[start]

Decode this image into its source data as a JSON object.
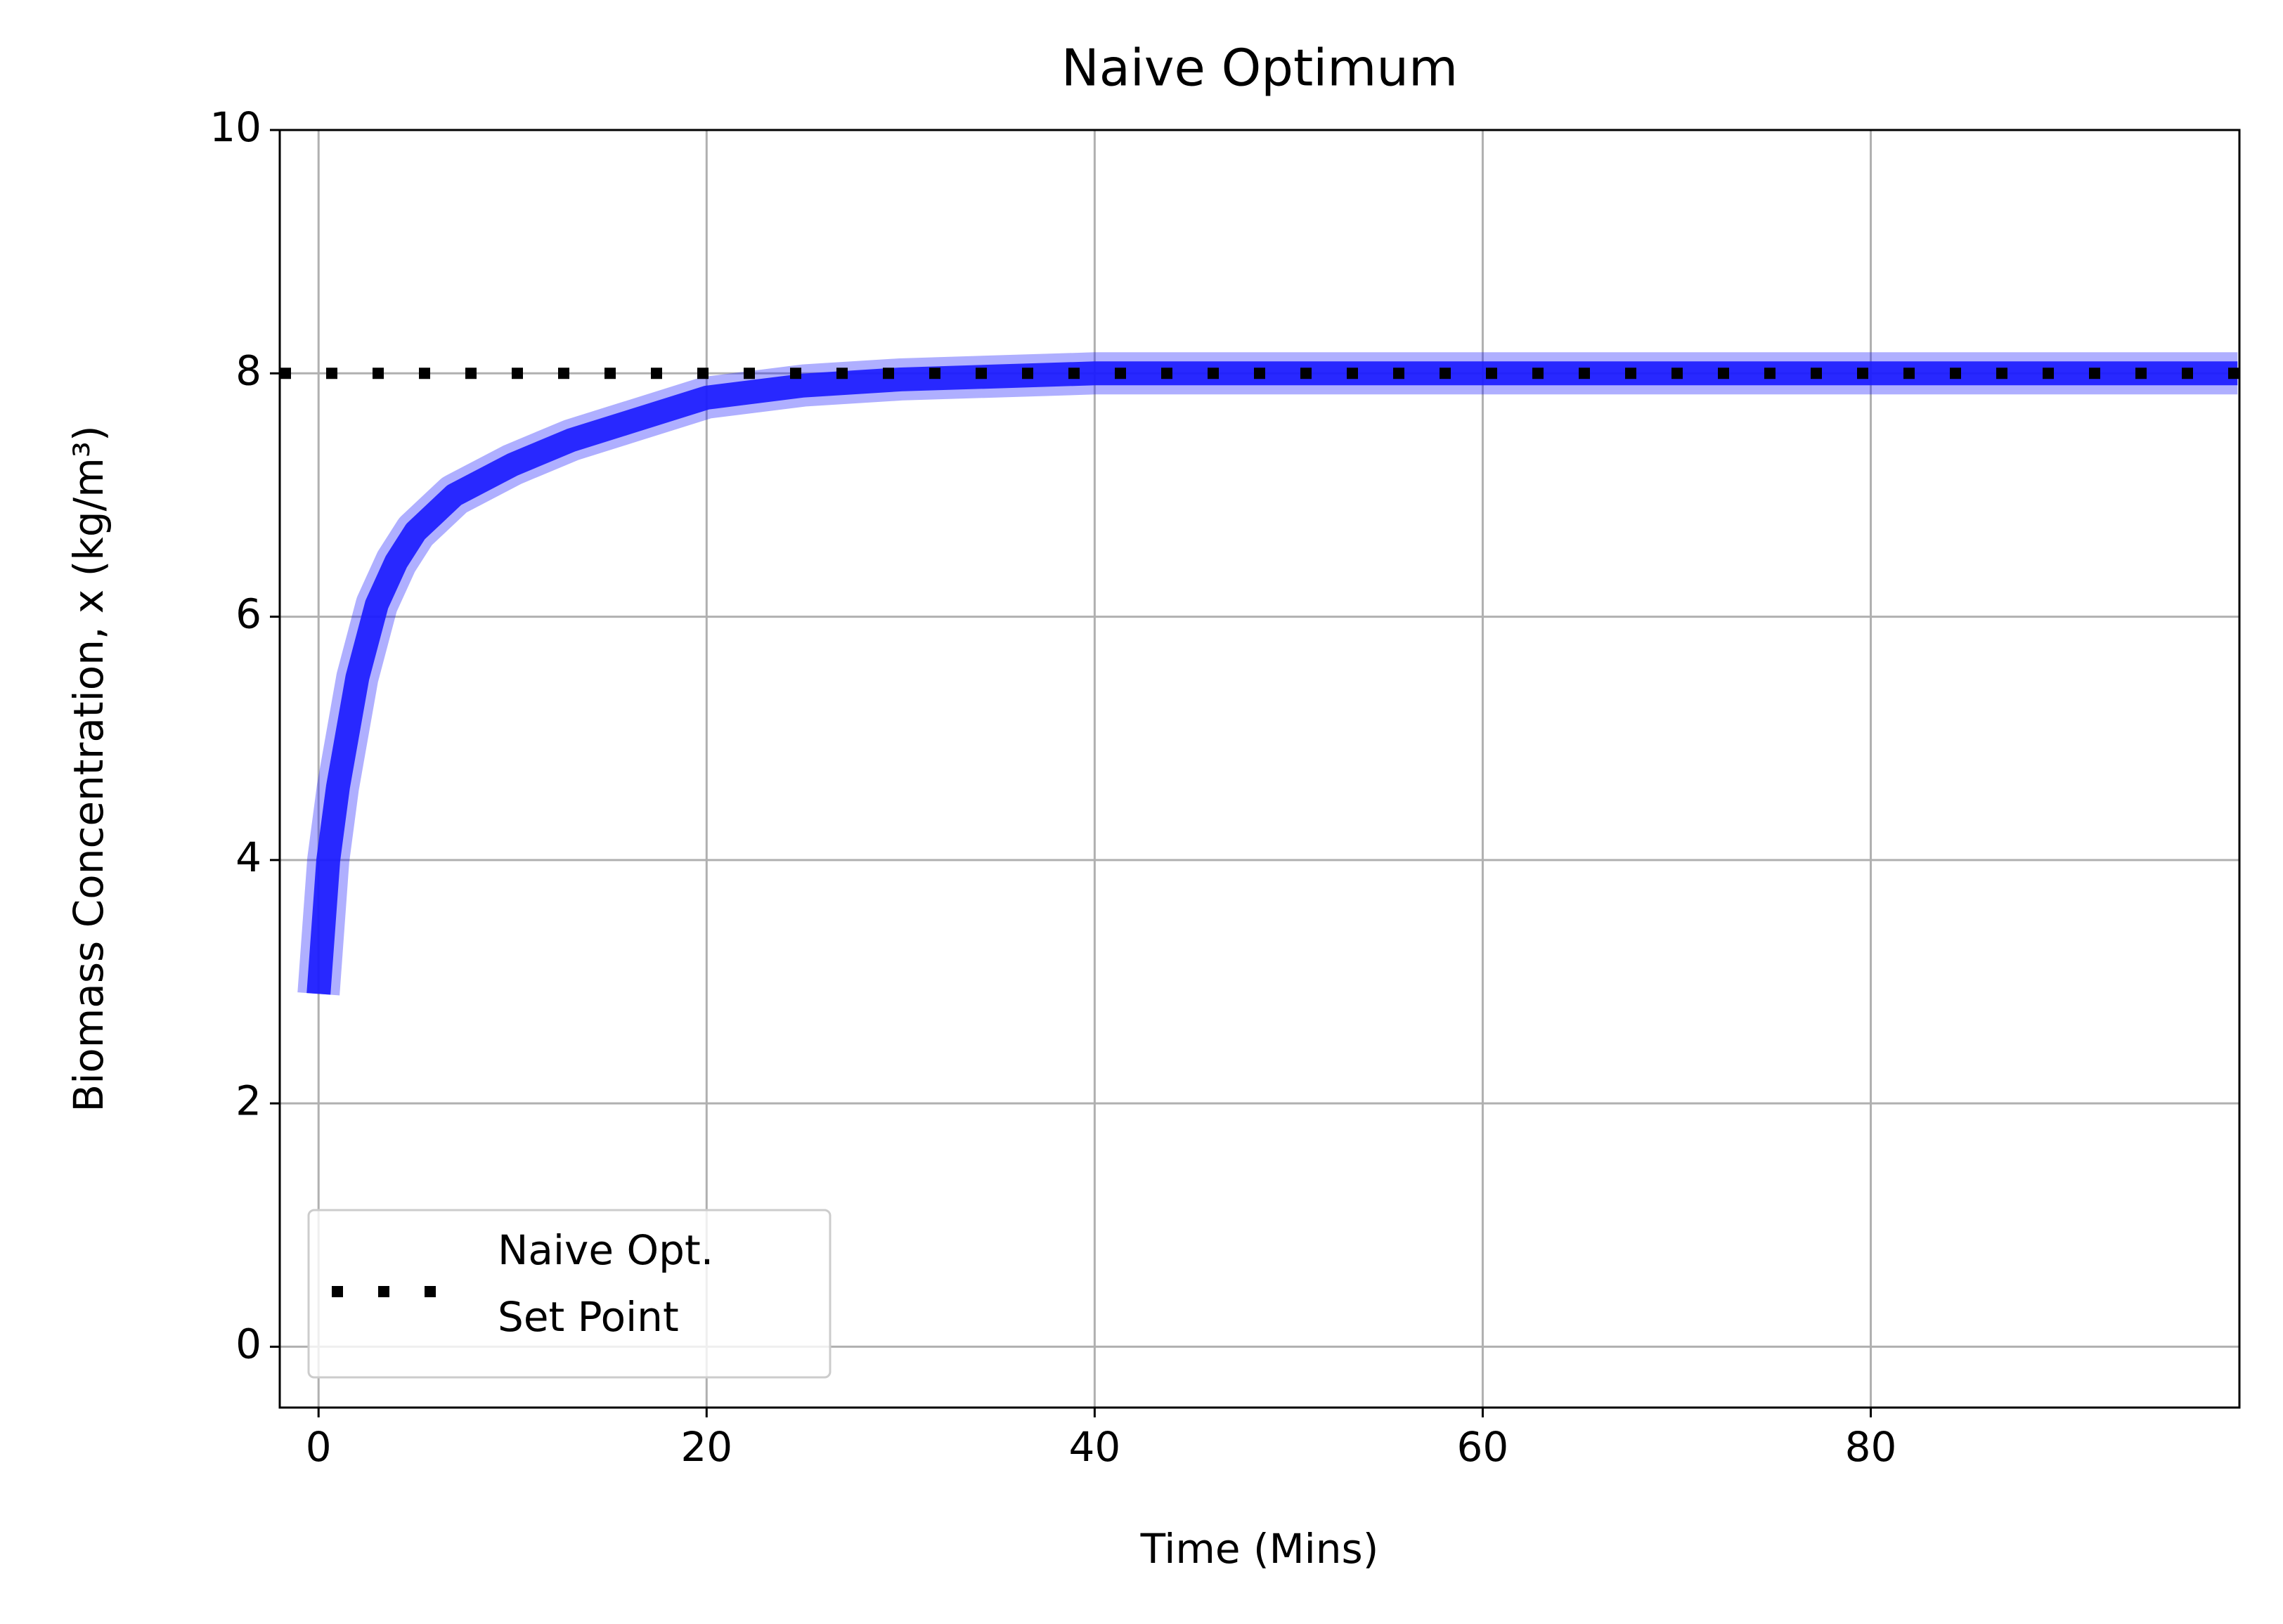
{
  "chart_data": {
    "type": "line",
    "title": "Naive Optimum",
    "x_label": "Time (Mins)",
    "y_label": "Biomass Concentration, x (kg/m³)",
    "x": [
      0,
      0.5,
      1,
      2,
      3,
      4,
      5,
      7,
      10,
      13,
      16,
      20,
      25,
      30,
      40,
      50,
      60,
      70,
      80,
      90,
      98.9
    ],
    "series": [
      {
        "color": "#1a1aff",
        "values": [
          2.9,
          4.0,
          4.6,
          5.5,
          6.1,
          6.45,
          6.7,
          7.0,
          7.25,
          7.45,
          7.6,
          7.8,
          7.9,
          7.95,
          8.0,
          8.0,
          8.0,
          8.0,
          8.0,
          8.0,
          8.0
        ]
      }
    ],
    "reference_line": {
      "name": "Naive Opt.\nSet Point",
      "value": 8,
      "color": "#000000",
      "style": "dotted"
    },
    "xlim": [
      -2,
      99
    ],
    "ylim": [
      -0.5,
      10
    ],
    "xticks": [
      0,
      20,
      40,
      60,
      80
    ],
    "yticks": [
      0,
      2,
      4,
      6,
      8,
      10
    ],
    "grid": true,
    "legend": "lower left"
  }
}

[end]

Required task >> Give all the lines above again, character for character, without pictures.

Output for this exercise >>
Decode this image into its source data as a JSON object.
{
  "chart_data": {
    "type": "line",
    "title": "Naive Optimum",
    "x_label": "Time (Mins)",
    "y_label": "Biomass Concentration, x (kg/m³)",
    "x": [
      0,
      0.5,
      1,
      2,
      3,
      4,
      5,
      7,
      10,
      13,
      16,
      20,
      25,
      30,
      40,
      50,
      60,
      70,
      80,
      90,
      98.9
    ],
    "series": [
      {
        "color": "#1a1aff",
        "values": [
          2.9,
          4.0,
          4.6,
          5.5,
          6.1,
          6.45,
          6.7,
          7.0,
          7.25,
          7.45,
          7.6,
          7.8,
          7.9,
          7.95,
          8.0,
          8.0,
          8.0,
          8.0,
          8.0,
          8.0,
          8.0
        ]
      }
    ],
    "reference_line": {
      "name": "Naive Opt.\nSet Point",
      "value": 8,
      "color": "#000000",
      "style": "dotted"
    },
    "xlim": [
      -2,
      99
    ],
    "ylim": [
      -0.5,
      10
    ],
    "xticks": [
      0,
      20,
      40,
      60,
      80
    ],
    "yticks": [
      0,
      2,
      4,
      6,
      8,
      10
    ],
    "grid": true,
    "legend": "lower left"
  }
}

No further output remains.